PROBLEM DETAILS: Count the lines below that contain the word "samaradorligi" and report only the number.

▬▬▬▬▬▬▬▬▬▬

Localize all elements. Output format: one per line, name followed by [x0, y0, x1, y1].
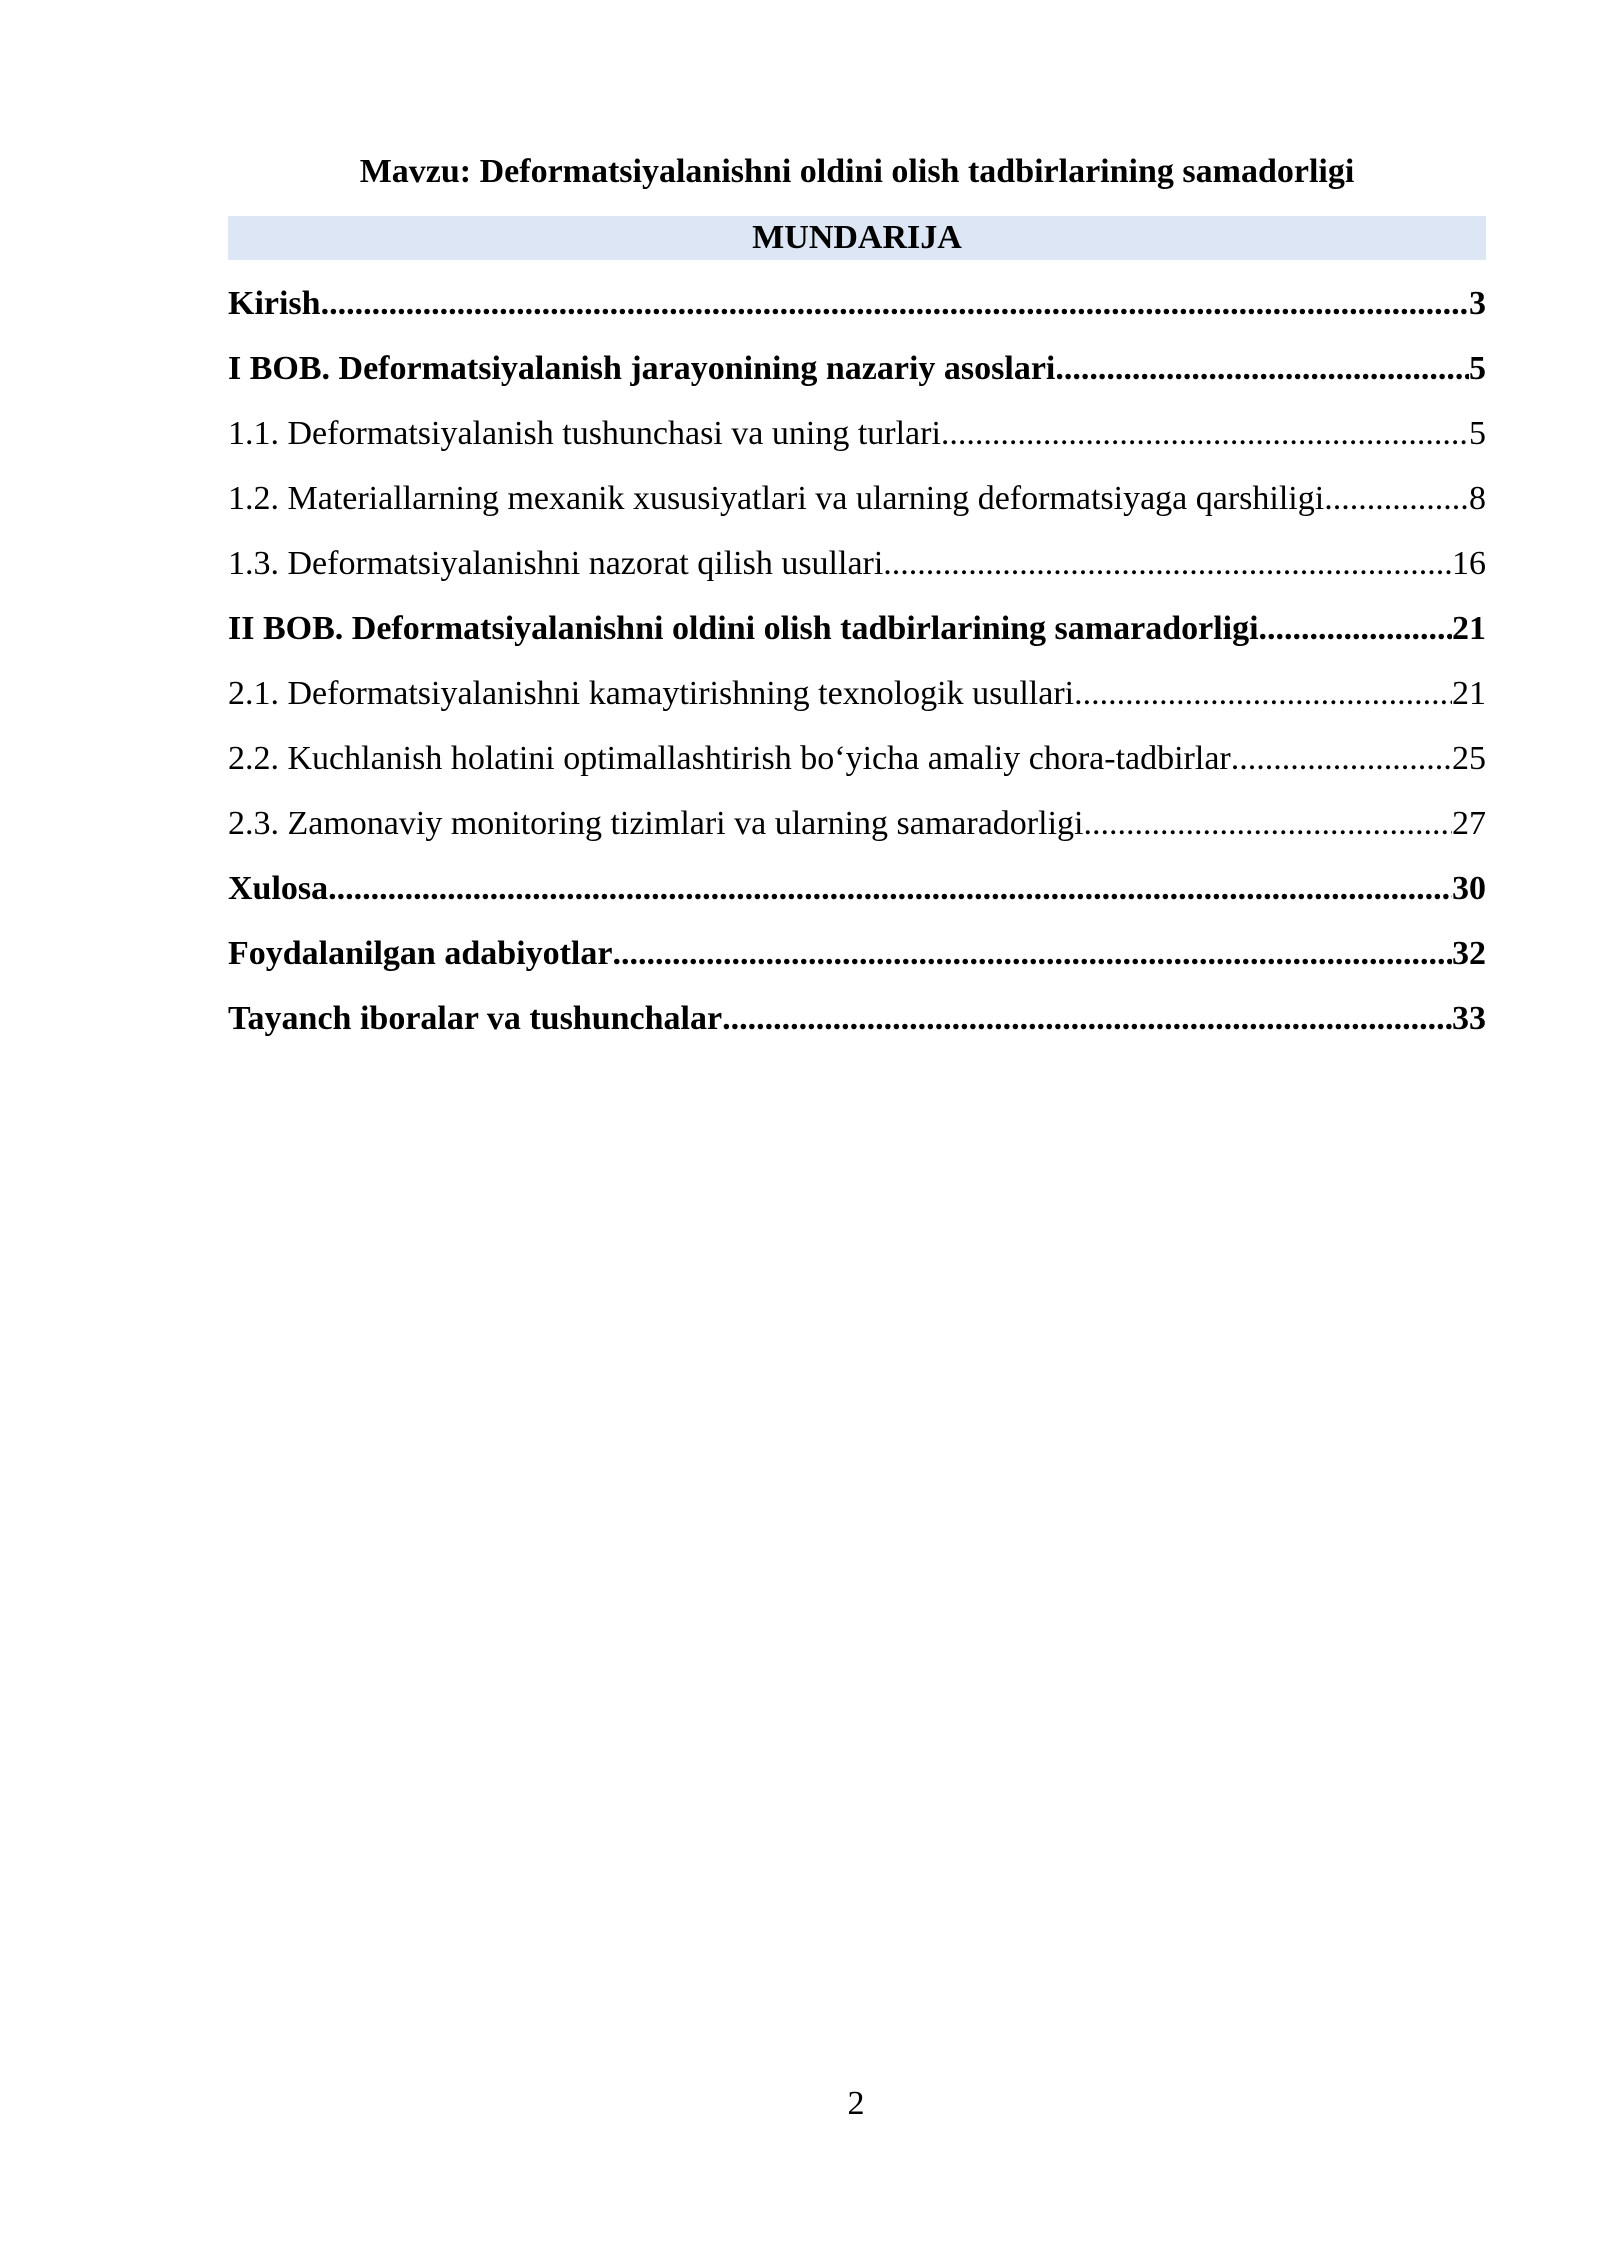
- toc-entry-page: 21: [1452, 610, 1486, 647]
- toc-entry[interactable]: [228, 932, 1486, 997]
- toc-dot-leader: [1259, 607, 1452, 651]
- toc-entry[interactable]: [228, 997, 1486, 1062]
- toc-entry-page: 33: [1452, 1000, 1486, 1037]
- toc-entry-page: 27: [1452, 805, 1486, 842]
- toc-entry-page: 16: [1452, 545, 1486, 582]
- toc-entry-page: 5: [1469, 415, 1486, 452]
- toc-entry-label: 1.2. Materiallarning mexanik xususiyatlari va ularning deformatsiyaga qarshiligi.: [228, 480, 1333, 517]
- toc-entry-label: 1.1. Deformatsiyalanish tushunchasi va uning turlari: [228, 415, 941, 452]
- toc-entry-page: 30: [1452, 870, 1486, 907]
- toc-entry-page: 21: [1452, 675, 1486, 712]
- toc-dot-leader: [1074, 672, 1452, 716]
- toc-entry-label: Kirish: [228, 285, 321, 322]
- toc-entry-label: 2.2. Kuchlanish holatini optimallashtirish bo‘yicha amaliy chora-tadbirlar: [228, 740, 1231, 777]
- toc-entry[interactable]: [228, 412, 1486, 477]
- toc-entry-page: 5: [1469, 350, 1486, 387]
- toc-dot-leader: [1333, 477, 1469, 521]
- toc-entry-label: II BOB. Deformatsiyalanishni oldini olish tadbirlarining samaradorligi: [228, 610, 1259, 647]
- document-title: Mavzu: Deformatsiyalanishni oldini olish tadbirlarining samadorligi: [359, 153, 1355, 190]
- toc-entry-page: 8: [1469, 480, 1486, 517]
- toc-entry-label: Xulosa: [228, 870, 329, 907]
- toc-entry[interactable]: [228, 477, 1486, 542]
- toc-entry-page: 32: [1452, 935, 1486, 972]
- toc-dot-leader: [941, 412, 1469, 456]
- toc-entry[interactable]: [228, 607, 1486, 672]
- toc-entry[interactable]: [228, 542, 1486, 607]
- toc-entry-label: I BOB. Deformatsiyalanish jarayonining nazariy asoslari: [228, 350, 1056, 387]
- toc-entry[interactable]: [228, 802, 1486, 867]
- toc-entry[interactable]: [228, 737, 1486, 802]
- toc-dot-leader: [612, 932, 1452, 976]
- toc-entry-label: 2.3. Zamonaviy monitoring tizimlari va ularning samaradorligi: [228, 805, 1084, 842]
- page-number: 2: [847, 2085, 865, 2122]
- toc-dot-leader: [883, 542, 1452, 586]
- toc-dot-leader: [328, 867, 1452, 911]
- toc-entry-label: 2.1. Deformatsiyalanishni kamaytirishning texnologik usullari: [228, 675, 1075, 712]
- toc-entry-page: 25: [1452, 740, 1486, 777]
- toc-entry-label: Foydalanilgan adabiyotlar: [228, 935, 613, 972]
- toc-entry[interactable]: [228, 867, 1486, 932]
- toc-dot-leader: [1083, 802, 1452, 846]
- toc-heading: MUNDARIJA: [228, 216, 1486, 260]
- toc-dot-leader: [321, 282, 1469, 326]
- toc-dot-leader: [1055, 347, 1469, 391]
- toc-entry[interactable]: [228, 282, 1486, 347]
- toc-entry-label: Tayanch iboralar va tushunchalar: [228, 1000, 723, 1037]
- toc-entry-label: 1.3. Deformatsiyalanishni nazorat qilish usullari: [228, 545, 884, 582]
- toc-entry[interactable]: [228, 347, 1486, 412]
- table-of-contents: [228, 282, 1486, 1062]
- toc-entry-page: 3: [1469, 285, 1486, 322]
- toc-dot-leader: [1231, 737, 1452, 781]
- toc-dot-leader: [722, 997, 1452, 1041]
- toc-entry[interactable]: [228, 672, 1486, 737]
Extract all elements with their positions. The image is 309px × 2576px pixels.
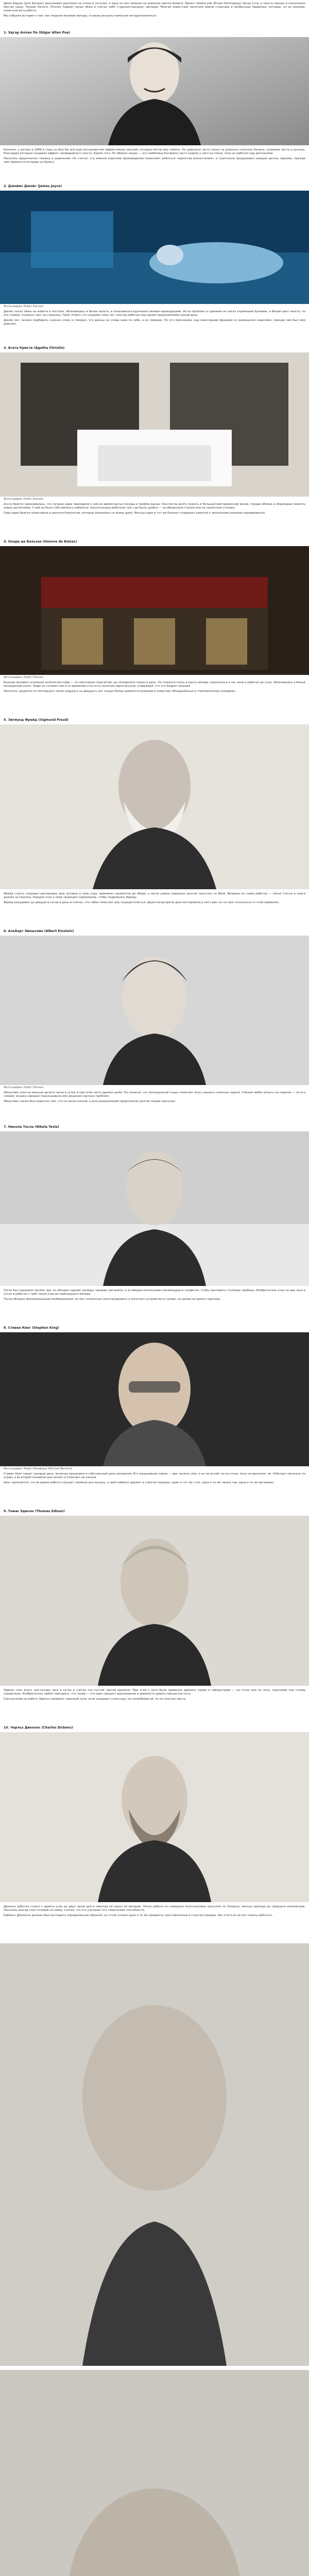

▬▬▬▬▬▬▬▬▬▬

WRITTEN SOLUTION: 2